Figure dataset records
++++++
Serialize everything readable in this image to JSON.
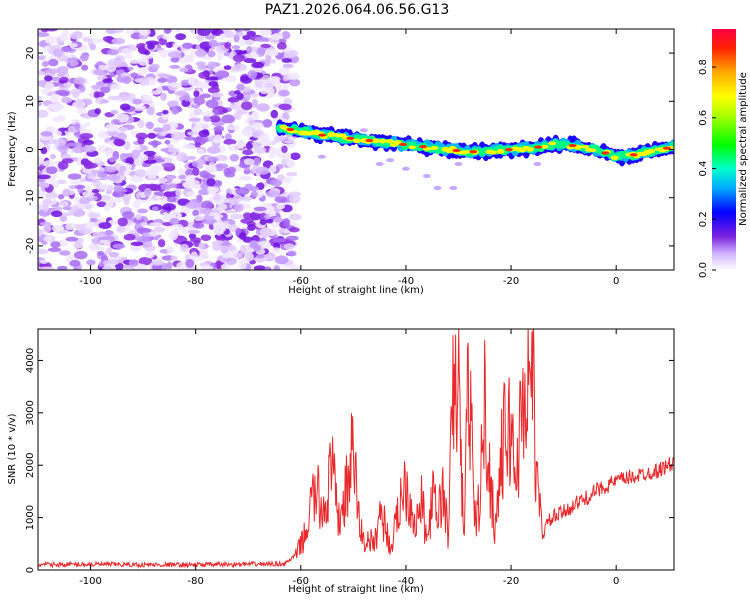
{
  "figure": {
    "title": "PAZ1.2026.064.06.56.G13"
  },
  "colors": {
    "snr_line": "#e8282a",
    "axis": "#000000",
    "spectrogram_noise": "#8a2be2"
  },
  "chart_data": [
    {
      "type": "heatmap",
      "title": "PAZ1.2026.064.06.56.G13",
      "xlabel": "Height of straight line (km)",
      "ylabel": "Frequency (Hz)",
      "xlim": [
        -110,
        11
      ],
      "ylim": [
        -25,
        25
      ],
      "xticks": [
        -100,
        -80,
        -60,
        -40,
        -20,
        0
      ],
      "yticks": [
        -20,
        -10,
        0,
        10,
        20
      ],
      "noise_region_x": [
        -110,
        -61
      ],
      "signal_trace": {
        "x": [
          -64,
          -60,
          -56,
          -52,
          -48,
          -44,
          -40,
          -36,
          -32,
          -28,
          -24,
          -20,
          -16,
          -12,
          -8,
          -4,
          0,
          4,
          8,
          11
        ],
        "freq_hz": [
          4.5,
          3.8,
          3.0,
          2.5,
          2.0,
          1.5,
          1.0,
          0.5,
          0.0,
          -0.5,
          -0.3,
          0.0,
          0.3,
          1.0,
          0.8,
          0.0,
          -1.5,
          -1.0,
          0.0,
          0.5
        ]
      },
      "colorbar": {
        "label": "Normalized spectral amplitude",
        "range": [
          0.0,
          0.95
        ],
        "ticks": [
          "0.0",
          "0.2",
          "0.4",
          "0.6",
          "0.8"
        ]
      }
    },
    {
      "type": "line",
      "xlabel": "Height of straight line (km)",
      "ylabel": "SNR (10 * v/v)",
      "xlim": [
        -110,
        11
      ],
      "ylim": [
        0,
        4600
      ],
      "xticks": [
        -100,
        -80,
        -60,
        -40,
        -20,
        0
      ],
      "yticks": [
        0,
        1000,
        2000,
        3000,
        4000
      ],
      "series": [
        {
          "name": "SNR",
          "x": [
            -110,
            -100,
            -90,
            -80,
            -70,
            -63,
            -61,
            -59,
            -58,
            -57,
            -56,
            -55,
            -54,
            -53,
            -52,
            -51,
            -50,
            -49,
            -48,
            -47,
            -46,
            -45,
            -44,
            -43,
            -42,
            -41,
            -40,
            -39,
            -38,
            -37,
            -36,
            -35,
            -34,
            -33,
            -32,
            -31,
            -30,
            -29,
            -28,
            -27,
            -26,
            -25,
            -24,
            -23,
            -22,
            -21,
            -20,
            -19,
            -18,
            -17,
            -16,
            -15,
            -14,
            -13,
            -12,
            -10,
            -8,
            -6,
            -4,
            -2,
            0,
            2,
            4,
            6,
            8,
            10,
            11
          ],
          "values": [
            100,
            110,
            100,
            100,
            110,
            120,
            280,
            700,
            1300,
            1500,
            1100,
            1400,
            2000,
            900,
            1200,
            1700,
            2300,
            1000,
            500,
            600,
            450,
            1100,
            900,
            400,
            800,
            1400,
            1700,
            1200,
            900,
            1300,
            500,
            1400,
            1000,
            1500,
            700,
            3300,
            3600,
            600,
            4000,
            900,
            1300,
            3200,
            1700,
            800,
            2000,
            2700,
            2600,
            1800,
            3000,
            3500,
            4000,
            1500,
            700,
            900,
            1000,
            1100,
            1250,
            1350,
            1500,
            1600,
            1700,
            1750,
            1800,
            1850,
            1900,
            2000,
            2050
          ]
        }
      ]
    }
  ]
}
++++++
• [Exercise task]:
Write every entry out again exactly, dropping the pictures.

• [Response for this exercise]:
Serialize everything readable in this image to JSON.
{
  "figure": {
    "title": "PAZ1.2026.064.06.56.G13"
  },
  "colors": {
    "snr_line": "#e8282a",
    "axis": "#000000",
    "spectrogram_noise": "#8a2be2"
  },
  "chart_data": [
    {
      "type": "heatmap",
      "title": "PAZ1.2026.064.06.56.G13",
      "xlabel": "Height of straight line (km)",
      "ylabel": "Frequency (Hz)",
      "xlim": [
        -110,
        11
      ],
      "ylim": [
        -25,
        25
      ],
      "xticks": [
        -100,
        -80,
        -60,
        -40,
        -20,
        0
      ],
      "yticks": [
        -20,
        -10,
        0,
        10,
        20
      ],
      "noise_region_x": [
        -110,
        -61
      ],
      "signal_trace": {
        "x": [
          -64,
          -60,
          -56,
          -52,
          -48,
          -44,
          -40,
          -36,
          -32,
          -28,
          -24,
          -20,
          -16,
          -12,
          -8,
          -4,
          0,
          4,
          8,
          11
        ],
        "freq_hz": [
          4.5,
          3.8,
          3.0,
          2.5,
          2.0,
          1.5,
          1.0,
          0.5,
          0.0,
          -0.5,
          -0.3,
          0.0,
          0.3,
          1.0,
          0.8,
          0.0,
          -1.5,
          -1.0,
          0.0,
          0.5
        ]
      },
      "colorbar": {
        "label": "Normalized spectral amplitude",
        "range": [
          0.0,
          0.95
        ],
        "ticks": [
          "0.0",
          "0.2",
          "0.4",
          "0.6",
          "0.8"
        ]
      }
    },
    {
      "type": "line",
      "xlabel": "Height of straight line (km)",
      "ylabel": "SNR (10 * v/v)",
      "xlim": [
        -110,
        11
      ],
      "ylim": [
        0,
        4600
      ],
      "xticks": [
        -100,
        -80,
        -60,
        -40,
        -20,
        0
      ],
      "yticks": [
        0,
        1000,
        2000,
        3000,
        4000
      ],
      "series": [
        {
          "name": "SNR",
          "x": [
            -110,
            -100,
            -90,
            -80,
            -70,
            -63,
            -61,
            -59,
            -58,
            -57,
            -56,
            -55,
            -54,
            -53,
            -52,
            -51,
            -50,
            -49,
            -48,
            -47,
            -46,
            -45,
            -44,
            -43,
            -42,
            -41,
            -40,
            -39,
            -38,
            -37,
            -36,
            -35,
            -34,
            -33,
            -32,
            -31,
            -30,
            -29,
            -28,
            -27,
            -26,
            -25,
            -24,
            -23,
            -22,
            -21,
            -20,
            -19,
            -18,
            -17,
            -16,
            -15,
            -14,
            -13,
            -12,
            -10,
            -8,
            -6,
            -4,
            -2,
            0,
            2,
            4,
            6,
            8,
            10,
            11
          ],
          "values": [
            100,
            110,
            100,
            100,
            110,
            120,
            280,
            700,
            1300,
            1500,
            1100,
            1400,
            2000,
            900,
            1200,
            1700,
            2300,
            1000,
            500,
            600,
            450,
            1100,
            900,
            400,
            800,
            1400,
            1700,
            1200,
            900,
            1300,
            500,
            1400,
            1000,
            1500,
            700,
            3300,
            3600,
            600,
            4000,
            900,
            1300,
            3200,
            1700,
            800,
            2000,
            2700,
            2600,
            1800,
            3000,
            3500,
            4000,
            1500,
            700,
            900,
            1000,
            1100,
            1250,
            1350,
            1500,
            1600,
            1700,
            1750,
            1800,
            1850,
            1900,
            2000,
            2050
          ]
        }
      ]
    }
  ]
}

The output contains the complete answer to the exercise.